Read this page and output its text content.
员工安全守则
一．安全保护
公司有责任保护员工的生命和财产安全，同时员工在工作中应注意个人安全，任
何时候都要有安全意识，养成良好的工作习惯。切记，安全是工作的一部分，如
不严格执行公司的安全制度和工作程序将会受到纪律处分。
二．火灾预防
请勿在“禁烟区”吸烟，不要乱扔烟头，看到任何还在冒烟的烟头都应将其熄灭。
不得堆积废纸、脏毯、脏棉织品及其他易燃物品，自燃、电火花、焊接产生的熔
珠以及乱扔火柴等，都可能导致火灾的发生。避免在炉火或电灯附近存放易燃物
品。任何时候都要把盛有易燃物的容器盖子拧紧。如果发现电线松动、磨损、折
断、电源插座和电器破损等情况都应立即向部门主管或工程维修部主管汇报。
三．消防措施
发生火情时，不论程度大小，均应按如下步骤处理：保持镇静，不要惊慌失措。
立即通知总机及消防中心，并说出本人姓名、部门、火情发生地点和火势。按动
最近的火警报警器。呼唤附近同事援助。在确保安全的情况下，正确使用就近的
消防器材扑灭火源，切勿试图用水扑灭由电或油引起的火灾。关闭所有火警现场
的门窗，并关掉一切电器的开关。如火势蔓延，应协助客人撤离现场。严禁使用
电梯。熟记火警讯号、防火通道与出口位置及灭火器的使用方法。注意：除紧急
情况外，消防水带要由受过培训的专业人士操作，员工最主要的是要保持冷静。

• [Problem to work on]: Copy the material above verbatim.

• [Complete answer]:
Read this page and output its text content.
员工安全守则
一．安全保护
公司有责任保护员工的生命和财产安全，同时员工在工作中应注意个人安全，任
何时候都要有安全意识，养成良好的工作习惯。切记，安全是工作的一部分，如
不严格执行公司的安全制度和工作程序将会受到纪律处分。
二．火灾预防
请勿在“禁烟区”吸烟，不要乱扔烟头，看到任何还在冒烟的烟头都应将其熄灭。
不得堆积废纸、脏毯、脏棉织品及其他易燃物品，自燃、电火花、焊接产生的熔
珠以及乱扔火柴等，都可能导致火灾的发生。避免在炉火或电灯附近存放易燃物
品。任何时候都要把盛有易燃物的容器盖子拧紧。如果发现电线松动、磨损、折
断、电源插座和电器破损等情况都应立即向部门主管或工程维修部主管汇报。
三．消防措施
发生火情时，不论程度大小，均应按如下步骤处理：保持镇静，不要惊慌失措。
立即通知总机及消防中心，并说出本人姓名、部门、火情发生地点和火势。按动
最近的火警报警器。呼唤附近同事援助。在确保安全的情况下，正确使用就近的
消防器材扑灭火源，切勿试图用水扑灭由电或油引起的火灾。关闭所有火警现场
的门窗，并关掉一切电器的开关。如火势蔓延，应协助客人撤离现场。严禁使用
电梯。熟记火警讯号、防火通道与出口位置及灭火器的使用方法。注意：除紧急
情况外，消防水带要由受过培训的专业人士操作，员工最主要的是要保持冷静。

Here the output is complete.